Your goal » Using the listing below, please gather every line containing the word "Plastic".

━━ Supplied records ━━

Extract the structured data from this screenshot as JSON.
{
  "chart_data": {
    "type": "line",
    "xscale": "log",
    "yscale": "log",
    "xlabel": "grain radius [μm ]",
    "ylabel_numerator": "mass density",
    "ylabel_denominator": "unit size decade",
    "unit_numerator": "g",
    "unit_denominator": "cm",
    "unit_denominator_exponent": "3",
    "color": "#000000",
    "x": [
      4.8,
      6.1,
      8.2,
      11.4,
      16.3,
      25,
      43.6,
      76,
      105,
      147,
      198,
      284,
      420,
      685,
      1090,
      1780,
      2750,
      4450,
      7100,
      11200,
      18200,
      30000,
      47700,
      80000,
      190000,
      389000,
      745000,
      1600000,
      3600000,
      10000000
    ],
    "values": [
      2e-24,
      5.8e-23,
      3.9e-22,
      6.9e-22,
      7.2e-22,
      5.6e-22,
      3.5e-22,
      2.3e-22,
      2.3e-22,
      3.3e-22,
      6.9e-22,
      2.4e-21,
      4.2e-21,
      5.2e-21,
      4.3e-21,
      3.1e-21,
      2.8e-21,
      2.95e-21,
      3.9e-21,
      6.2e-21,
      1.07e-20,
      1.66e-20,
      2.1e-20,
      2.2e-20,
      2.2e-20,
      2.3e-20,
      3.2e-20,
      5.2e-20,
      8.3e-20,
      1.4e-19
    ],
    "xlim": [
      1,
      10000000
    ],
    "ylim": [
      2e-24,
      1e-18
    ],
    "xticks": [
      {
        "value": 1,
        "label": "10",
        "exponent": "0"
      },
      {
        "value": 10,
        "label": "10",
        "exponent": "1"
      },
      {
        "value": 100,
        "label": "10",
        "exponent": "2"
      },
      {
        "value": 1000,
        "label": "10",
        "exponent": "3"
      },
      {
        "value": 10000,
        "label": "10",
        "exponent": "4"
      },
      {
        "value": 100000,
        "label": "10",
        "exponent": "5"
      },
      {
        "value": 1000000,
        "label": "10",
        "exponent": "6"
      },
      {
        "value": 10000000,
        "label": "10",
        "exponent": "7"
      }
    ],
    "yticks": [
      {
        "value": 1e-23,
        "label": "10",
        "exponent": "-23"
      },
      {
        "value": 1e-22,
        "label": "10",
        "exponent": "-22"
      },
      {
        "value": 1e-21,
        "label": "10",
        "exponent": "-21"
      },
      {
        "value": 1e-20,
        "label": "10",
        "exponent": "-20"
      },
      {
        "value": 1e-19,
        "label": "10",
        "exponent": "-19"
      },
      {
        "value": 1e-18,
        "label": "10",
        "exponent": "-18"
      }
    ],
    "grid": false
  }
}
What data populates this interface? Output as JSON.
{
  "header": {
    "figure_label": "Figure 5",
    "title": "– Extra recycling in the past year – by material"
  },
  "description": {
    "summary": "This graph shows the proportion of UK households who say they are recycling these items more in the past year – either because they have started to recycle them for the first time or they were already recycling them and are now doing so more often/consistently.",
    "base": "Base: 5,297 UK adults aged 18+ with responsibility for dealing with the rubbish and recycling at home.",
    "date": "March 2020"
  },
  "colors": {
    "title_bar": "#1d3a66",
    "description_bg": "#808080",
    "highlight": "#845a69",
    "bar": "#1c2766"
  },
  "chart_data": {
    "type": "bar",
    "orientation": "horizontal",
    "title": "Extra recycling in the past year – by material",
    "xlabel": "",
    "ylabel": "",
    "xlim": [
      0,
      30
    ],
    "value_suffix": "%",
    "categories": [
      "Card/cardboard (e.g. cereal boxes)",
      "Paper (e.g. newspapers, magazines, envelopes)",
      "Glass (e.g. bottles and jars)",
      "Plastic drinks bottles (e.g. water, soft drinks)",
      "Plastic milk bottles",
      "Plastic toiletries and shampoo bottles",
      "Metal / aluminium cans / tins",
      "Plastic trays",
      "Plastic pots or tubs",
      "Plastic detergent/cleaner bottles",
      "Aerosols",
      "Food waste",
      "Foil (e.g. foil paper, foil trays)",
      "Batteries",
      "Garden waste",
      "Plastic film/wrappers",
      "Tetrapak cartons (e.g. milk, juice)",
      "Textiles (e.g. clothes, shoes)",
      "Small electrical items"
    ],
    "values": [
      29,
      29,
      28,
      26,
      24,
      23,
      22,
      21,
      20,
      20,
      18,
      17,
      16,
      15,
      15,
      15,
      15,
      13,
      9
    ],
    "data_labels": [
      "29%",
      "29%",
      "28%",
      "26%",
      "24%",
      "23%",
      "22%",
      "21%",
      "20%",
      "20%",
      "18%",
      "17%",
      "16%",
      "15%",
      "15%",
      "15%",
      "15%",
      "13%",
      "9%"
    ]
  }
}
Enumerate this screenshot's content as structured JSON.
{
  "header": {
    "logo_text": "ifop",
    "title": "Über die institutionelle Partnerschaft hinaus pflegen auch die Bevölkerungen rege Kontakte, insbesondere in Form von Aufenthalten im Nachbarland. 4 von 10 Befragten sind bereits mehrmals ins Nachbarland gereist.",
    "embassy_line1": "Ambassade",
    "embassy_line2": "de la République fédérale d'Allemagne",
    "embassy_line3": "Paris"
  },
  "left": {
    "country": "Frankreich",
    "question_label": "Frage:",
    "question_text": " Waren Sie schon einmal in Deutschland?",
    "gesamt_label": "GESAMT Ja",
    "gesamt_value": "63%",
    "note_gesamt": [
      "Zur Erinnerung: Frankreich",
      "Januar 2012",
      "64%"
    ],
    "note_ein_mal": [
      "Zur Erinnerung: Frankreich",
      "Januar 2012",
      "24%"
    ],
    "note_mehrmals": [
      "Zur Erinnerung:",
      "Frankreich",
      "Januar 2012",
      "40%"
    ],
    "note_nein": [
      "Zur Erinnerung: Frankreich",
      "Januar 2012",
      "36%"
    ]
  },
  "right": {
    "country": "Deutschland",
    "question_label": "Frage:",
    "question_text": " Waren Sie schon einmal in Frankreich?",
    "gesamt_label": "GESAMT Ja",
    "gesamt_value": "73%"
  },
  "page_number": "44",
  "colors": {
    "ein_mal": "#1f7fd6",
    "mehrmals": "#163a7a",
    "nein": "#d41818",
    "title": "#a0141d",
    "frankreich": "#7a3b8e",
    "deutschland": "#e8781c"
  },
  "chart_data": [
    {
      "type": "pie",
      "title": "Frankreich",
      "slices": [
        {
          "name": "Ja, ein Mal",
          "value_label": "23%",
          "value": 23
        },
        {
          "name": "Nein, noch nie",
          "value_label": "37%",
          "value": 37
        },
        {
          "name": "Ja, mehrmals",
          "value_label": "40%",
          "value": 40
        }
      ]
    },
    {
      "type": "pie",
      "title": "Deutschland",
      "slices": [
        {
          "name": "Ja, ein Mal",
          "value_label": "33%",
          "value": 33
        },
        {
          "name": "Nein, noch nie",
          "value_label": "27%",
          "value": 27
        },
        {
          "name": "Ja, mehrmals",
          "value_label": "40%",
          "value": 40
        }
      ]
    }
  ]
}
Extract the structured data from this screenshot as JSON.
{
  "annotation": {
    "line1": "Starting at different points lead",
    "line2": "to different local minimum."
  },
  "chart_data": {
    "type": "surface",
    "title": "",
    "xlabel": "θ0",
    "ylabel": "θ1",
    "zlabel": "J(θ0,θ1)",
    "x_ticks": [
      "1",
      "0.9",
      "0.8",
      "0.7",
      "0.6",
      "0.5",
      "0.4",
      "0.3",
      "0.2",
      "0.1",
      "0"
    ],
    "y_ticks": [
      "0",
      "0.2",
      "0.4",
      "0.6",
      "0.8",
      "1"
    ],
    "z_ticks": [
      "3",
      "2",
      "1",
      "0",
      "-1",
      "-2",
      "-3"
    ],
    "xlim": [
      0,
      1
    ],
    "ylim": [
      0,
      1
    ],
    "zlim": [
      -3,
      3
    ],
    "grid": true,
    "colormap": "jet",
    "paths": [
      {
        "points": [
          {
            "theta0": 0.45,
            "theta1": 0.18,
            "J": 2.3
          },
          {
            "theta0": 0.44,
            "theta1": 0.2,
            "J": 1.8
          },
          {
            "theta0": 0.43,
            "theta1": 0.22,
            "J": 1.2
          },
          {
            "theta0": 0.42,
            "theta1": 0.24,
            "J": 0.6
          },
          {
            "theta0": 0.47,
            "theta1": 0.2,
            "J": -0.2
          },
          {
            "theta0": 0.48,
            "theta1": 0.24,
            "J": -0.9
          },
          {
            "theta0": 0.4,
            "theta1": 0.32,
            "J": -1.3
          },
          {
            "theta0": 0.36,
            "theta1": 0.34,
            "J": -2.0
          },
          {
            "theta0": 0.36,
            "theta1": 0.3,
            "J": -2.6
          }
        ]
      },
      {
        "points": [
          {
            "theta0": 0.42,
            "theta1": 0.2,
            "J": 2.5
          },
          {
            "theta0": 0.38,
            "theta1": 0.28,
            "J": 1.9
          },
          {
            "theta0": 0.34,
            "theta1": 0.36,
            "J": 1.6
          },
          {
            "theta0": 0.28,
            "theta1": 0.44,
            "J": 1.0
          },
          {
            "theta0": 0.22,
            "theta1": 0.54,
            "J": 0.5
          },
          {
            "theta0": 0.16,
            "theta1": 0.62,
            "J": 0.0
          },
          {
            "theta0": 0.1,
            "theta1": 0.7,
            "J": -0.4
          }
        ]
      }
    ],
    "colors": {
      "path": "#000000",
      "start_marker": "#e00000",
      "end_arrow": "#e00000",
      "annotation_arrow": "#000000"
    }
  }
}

━━━

Full response »
      "Plastic drinks bottles (e.g. water, soft drinks)",
      "Plastic milk bottles",
      "Plastic toiletries and shampoo bottles",
      "Plastic trays",
      "Plastic pots or tubs",
      "Plastic detergent/cleaner bottles",
      "Plastic film/wrappers",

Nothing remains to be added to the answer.